WHAT THE TASK ASKS: Copy out the rows below line for line, with no changes.

ROWS:

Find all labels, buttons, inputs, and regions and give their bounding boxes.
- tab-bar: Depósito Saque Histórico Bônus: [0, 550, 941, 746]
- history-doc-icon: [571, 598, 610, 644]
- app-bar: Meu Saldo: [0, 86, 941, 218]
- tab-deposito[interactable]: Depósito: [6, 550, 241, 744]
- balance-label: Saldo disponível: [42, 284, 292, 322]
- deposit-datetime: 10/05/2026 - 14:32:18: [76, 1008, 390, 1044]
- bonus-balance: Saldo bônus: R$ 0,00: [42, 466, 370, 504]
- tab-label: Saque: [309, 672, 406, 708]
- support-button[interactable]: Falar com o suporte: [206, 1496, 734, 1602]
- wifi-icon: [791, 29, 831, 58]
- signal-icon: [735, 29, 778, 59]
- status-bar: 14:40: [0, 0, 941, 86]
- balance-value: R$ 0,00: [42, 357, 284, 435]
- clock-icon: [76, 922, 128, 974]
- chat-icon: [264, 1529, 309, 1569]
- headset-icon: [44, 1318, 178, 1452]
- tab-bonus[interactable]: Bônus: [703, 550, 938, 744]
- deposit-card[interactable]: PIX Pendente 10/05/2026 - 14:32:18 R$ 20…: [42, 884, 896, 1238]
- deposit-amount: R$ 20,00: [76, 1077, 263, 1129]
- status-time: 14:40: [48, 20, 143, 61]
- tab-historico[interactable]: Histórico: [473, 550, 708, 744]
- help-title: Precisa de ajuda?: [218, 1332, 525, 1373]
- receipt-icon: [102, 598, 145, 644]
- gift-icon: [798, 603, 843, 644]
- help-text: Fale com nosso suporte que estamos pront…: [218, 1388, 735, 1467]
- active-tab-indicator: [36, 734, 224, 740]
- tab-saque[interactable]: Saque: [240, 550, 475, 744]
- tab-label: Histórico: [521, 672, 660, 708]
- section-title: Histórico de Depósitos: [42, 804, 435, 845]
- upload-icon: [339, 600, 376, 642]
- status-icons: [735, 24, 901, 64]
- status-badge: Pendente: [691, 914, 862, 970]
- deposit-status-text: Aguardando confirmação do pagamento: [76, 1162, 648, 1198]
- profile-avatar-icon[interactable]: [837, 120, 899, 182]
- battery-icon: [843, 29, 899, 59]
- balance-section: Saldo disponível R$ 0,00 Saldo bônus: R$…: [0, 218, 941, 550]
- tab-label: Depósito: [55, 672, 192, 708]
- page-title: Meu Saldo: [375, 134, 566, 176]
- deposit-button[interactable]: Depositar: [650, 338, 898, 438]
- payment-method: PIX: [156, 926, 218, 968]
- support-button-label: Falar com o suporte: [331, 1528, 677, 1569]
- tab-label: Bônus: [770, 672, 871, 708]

THE RESPONSE:
Find all labels, buttons, inputs, and regions and give their bounding boxes.
- tab-bar: Depósito Saque Histórico Bônus: [0, 550, 941, 746]
- history-doc-icon: [571, 598, 610, 644]
- app-bar: Meu Saldo: [0, 86, 941, 218]
- tab-deposito[interactable]: Depósito: [6, 550, 241, 744]
- balance-label: Saldo disponível: [42, 284, 292, 322]
- deposit-datetime: 10/05/2026 - 14:32:18: [76, 1008, 390, 1044]
- bonus-balance: Saldo bônus: R$ 0,00: [42, 466, 370, 504]
- tab-label: Saque: [309, 672, 406, 708]
- support-button[interactable]: Falar com o suporte: [206, 1496, 734, 1602]
- wifi-icon: [791, 29, 831, 58]
- signal-icon: [735, 29, 778, 59]
- status-bar: 14:40: [0, 0, 941, 86]
- balance-value: R$ 0,00: [42, 357, 284, 435]
- clock-icon: [76, 922, 128, 974]
- chat-icon: [264, 1529, 309, 1569]
- headset-icon: [44, 1318, 178, 1452]
- tab-bonus[interactable]: Bônus: [703, 550, 938, 744]
- deposit-card[interactable]: PIX Pendente 10/05/2026 - 14:32:18 R$ 20…: [42, 884, 896, 1238]
- deposit-amount: R$ 20,00: [76, 1077, 263, 1129]
- status-time: 14:40: [48, 20, 143, 61]
- tab-historico[interactable]: Histórico: [473, 550, 708, 744]
- help-title: Precisa de ajuda?: [218, 1332, 525, 1373]
- receipt-icon: [102, 598, 145, 644]
- gift-icon: [798, 603, 843, 644]
- help-text: Fale com nosso suporte que estamos pront…: [218, 1388, 735, 1467]
- active-tab-indicator: [36, 734, 224, 740]
- tab-saque[interactable]: Saque: [240, 550, 475, 744]
- tab-label: Histórico: [521, 672, 660, 708]
- section-title: Histórico de Depósitos: [42, 804, 435, 845]
- upload-icon: [339, 600, 376, 642]
- status-icons: [735, 24, 901, 64]
- status-badge: Pendente: [691, 914, 862, 970]
- deposit-status-text: Aguardando confirmação do pagamento: [76, 1162, 648, 1198]
- profile-avatar-icon[interactable]: [837, 120, 899, 182]
- battery-icon: [843, 29, 899, 59]
- balance-section: Saldo disponível R$ 0,00 Saldo bônus: R$…: [0, 218, 941, 550]
- tab-label: Depósito: [55, 672, 192, 708]
- page-title: Meu Saldo: [375, 134, 566, 176]
- deposit-button[interactable]: Depositar: [650, 338, 898, 438]
- payment-method: PIX: [156, 926, 218, 968]
- support-button-label: Falar com o suporte: [331, 1528, 677, 1569]
- tab-label: Bônus: [770, 672, 871, 708]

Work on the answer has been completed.